> Exercise aim
Pull every line of the entries that has the word "your".

***** Supplied information

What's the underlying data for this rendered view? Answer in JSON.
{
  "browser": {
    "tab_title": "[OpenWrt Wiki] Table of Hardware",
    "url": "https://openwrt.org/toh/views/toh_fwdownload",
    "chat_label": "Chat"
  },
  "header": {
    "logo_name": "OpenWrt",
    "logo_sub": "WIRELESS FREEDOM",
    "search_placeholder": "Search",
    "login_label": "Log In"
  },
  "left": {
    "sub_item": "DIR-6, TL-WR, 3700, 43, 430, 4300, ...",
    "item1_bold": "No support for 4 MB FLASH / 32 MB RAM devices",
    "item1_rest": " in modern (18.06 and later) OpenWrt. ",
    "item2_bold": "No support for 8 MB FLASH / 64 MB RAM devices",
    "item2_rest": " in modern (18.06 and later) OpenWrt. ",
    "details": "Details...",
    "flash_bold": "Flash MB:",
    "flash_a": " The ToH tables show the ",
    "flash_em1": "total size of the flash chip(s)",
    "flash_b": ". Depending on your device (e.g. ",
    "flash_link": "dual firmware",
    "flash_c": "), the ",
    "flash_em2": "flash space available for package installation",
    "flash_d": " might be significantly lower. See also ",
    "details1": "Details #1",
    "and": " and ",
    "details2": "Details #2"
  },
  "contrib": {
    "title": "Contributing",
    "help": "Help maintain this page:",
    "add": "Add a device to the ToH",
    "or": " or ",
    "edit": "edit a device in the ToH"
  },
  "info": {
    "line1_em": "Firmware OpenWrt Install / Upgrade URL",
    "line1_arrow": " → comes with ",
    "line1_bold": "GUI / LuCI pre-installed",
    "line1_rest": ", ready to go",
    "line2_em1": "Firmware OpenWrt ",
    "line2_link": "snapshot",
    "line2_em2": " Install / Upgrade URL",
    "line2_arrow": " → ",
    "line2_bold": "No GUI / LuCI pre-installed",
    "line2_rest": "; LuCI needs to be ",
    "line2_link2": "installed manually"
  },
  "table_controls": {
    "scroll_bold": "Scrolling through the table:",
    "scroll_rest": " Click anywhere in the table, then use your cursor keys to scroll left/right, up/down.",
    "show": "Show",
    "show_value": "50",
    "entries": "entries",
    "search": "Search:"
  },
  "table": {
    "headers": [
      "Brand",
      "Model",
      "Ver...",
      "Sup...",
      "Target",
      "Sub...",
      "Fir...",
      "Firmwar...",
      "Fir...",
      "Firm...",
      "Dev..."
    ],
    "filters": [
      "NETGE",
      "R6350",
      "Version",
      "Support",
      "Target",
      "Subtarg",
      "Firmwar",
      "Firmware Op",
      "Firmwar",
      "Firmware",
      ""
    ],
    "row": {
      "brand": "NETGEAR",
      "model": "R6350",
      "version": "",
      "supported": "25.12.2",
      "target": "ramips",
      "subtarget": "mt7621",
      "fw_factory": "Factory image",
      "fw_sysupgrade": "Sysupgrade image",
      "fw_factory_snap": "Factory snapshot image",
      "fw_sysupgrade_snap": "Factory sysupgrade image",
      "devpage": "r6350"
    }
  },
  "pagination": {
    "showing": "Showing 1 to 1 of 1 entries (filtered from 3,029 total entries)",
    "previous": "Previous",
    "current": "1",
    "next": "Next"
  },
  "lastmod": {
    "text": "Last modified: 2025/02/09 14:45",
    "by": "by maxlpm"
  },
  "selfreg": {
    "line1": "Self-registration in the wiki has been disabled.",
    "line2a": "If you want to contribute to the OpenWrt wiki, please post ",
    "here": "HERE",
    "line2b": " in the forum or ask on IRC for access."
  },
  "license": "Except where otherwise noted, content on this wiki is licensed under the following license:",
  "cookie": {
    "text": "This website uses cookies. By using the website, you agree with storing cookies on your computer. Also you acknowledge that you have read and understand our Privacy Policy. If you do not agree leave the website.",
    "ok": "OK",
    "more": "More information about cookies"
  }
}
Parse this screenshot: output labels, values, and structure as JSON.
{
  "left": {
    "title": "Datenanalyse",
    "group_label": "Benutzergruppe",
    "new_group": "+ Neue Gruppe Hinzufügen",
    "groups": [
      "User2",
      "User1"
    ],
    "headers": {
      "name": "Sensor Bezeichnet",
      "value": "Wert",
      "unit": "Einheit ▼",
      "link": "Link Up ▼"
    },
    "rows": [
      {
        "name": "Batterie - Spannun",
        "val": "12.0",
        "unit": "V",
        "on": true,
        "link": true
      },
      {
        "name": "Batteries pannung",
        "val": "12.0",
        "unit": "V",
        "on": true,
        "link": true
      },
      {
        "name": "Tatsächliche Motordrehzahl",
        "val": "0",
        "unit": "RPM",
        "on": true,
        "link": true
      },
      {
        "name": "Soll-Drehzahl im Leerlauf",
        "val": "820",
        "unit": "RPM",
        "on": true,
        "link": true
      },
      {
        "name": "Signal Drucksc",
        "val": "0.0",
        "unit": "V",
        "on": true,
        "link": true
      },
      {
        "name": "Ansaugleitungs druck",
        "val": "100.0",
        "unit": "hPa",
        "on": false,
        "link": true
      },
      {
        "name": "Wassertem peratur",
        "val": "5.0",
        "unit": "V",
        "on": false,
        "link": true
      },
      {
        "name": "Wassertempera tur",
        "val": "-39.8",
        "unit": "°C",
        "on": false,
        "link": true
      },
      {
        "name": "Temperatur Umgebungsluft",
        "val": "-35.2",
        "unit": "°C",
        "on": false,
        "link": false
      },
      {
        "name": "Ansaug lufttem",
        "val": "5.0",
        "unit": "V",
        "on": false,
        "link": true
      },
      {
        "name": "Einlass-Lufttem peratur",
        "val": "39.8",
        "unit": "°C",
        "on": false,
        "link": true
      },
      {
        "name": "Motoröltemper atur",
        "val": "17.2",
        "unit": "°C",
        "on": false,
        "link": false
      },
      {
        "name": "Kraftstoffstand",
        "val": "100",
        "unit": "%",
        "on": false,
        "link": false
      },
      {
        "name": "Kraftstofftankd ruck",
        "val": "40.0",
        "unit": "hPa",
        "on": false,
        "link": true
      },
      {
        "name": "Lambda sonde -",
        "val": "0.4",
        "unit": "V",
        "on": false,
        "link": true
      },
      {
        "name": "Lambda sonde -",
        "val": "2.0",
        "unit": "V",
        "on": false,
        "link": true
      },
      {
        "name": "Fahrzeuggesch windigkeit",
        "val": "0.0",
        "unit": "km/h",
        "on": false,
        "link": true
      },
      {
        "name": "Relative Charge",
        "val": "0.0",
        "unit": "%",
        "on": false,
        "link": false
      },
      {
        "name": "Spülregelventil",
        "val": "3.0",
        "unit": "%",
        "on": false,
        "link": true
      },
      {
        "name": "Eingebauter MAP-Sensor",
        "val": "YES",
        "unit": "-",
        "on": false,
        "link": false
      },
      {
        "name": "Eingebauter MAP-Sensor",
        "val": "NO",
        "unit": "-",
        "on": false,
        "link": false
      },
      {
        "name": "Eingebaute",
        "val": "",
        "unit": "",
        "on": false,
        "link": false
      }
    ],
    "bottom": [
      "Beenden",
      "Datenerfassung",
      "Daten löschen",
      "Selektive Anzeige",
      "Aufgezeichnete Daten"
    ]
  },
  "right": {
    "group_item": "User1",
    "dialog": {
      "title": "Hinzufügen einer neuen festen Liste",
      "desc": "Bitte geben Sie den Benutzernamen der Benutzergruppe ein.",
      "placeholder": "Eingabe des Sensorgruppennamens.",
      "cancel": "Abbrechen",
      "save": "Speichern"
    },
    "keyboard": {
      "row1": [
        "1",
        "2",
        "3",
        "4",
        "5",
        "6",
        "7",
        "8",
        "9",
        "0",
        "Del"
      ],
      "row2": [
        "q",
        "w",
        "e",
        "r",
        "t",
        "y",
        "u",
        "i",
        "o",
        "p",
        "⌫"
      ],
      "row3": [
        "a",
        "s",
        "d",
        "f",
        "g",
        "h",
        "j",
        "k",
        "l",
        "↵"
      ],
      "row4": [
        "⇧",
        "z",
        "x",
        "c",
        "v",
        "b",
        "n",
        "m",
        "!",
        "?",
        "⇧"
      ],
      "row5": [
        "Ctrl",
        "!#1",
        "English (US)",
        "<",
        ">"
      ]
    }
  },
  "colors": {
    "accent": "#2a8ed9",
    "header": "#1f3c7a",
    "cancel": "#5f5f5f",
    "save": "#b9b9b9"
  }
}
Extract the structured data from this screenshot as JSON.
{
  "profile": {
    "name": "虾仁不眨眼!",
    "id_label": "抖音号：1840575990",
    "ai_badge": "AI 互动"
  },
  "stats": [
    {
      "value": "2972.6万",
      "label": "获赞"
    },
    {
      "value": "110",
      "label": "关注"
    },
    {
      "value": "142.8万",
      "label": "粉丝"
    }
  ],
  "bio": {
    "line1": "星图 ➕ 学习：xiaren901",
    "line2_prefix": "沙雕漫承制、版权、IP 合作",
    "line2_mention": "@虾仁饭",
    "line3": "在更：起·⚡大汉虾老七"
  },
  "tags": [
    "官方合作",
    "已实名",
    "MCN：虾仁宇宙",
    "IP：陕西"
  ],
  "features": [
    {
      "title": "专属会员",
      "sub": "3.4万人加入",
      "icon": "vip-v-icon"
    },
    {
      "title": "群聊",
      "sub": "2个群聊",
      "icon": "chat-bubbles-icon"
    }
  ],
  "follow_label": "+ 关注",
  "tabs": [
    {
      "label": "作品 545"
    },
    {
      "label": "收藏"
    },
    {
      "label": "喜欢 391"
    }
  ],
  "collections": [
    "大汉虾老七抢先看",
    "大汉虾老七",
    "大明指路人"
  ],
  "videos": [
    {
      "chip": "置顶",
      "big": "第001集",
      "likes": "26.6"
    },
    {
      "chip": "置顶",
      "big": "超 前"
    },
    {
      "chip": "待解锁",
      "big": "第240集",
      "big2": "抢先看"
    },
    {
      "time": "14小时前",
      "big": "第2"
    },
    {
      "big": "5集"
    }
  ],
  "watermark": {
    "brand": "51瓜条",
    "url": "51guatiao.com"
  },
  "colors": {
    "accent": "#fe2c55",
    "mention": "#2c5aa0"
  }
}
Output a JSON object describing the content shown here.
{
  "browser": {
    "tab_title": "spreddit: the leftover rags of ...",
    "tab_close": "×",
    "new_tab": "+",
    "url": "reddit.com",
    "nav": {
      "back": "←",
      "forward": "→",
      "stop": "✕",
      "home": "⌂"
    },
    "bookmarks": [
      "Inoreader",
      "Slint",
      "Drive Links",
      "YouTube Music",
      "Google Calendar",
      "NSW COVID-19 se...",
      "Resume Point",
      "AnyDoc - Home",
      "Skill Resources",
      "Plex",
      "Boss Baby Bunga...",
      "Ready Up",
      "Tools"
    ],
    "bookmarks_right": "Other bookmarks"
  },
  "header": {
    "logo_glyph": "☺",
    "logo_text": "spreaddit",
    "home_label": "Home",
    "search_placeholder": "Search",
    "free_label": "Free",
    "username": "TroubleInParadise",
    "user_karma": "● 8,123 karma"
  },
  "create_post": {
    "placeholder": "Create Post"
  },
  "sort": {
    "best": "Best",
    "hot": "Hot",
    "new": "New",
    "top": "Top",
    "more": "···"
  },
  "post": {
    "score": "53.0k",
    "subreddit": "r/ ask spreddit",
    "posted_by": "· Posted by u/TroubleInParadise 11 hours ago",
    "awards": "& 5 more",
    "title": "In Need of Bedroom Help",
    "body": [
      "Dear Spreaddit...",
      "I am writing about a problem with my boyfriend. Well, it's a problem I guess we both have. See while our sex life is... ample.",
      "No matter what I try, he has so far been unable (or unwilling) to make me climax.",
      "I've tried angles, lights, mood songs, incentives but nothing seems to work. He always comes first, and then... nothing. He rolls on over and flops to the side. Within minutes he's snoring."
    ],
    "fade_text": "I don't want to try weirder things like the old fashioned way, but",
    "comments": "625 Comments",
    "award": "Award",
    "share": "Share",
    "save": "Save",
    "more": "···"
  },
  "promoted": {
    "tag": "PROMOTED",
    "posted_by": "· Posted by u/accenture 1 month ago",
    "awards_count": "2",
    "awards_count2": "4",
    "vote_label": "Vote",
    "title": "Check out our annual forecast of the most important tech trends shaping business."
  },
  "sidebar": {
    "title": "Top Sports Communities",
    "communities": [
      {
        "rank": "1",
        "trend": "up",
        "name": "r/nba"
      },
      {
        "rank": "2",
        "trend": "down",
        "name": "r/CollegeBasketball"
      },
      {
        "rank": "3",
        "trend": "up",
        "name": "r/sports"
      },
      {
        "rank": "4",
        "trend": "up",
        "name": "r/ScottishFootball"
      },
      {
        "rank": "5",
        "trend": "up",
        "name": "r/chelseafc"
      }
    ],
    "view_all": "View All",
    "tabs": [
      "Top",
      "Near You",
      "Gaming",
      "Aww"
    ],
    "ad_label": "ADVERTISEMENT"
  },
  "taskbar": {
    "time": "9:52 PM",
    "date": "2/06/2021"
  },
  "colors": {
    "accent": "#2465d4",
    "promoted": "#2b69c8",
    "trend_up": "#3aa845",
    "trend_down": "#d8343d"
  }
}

**********

> Complete answer
    "flash_b": ". Depending on your device (e.g. ",
    "scroll_rest": " Click anywhere in the table, then use your cursor keys to scroll left/right, up/down.",
    "text": "This website uses cookies. By using the website, you agree with storing cookies on your computer. Also you acknowledge that you have read and understand our Privacy Policy. If you do not agree leave the website.",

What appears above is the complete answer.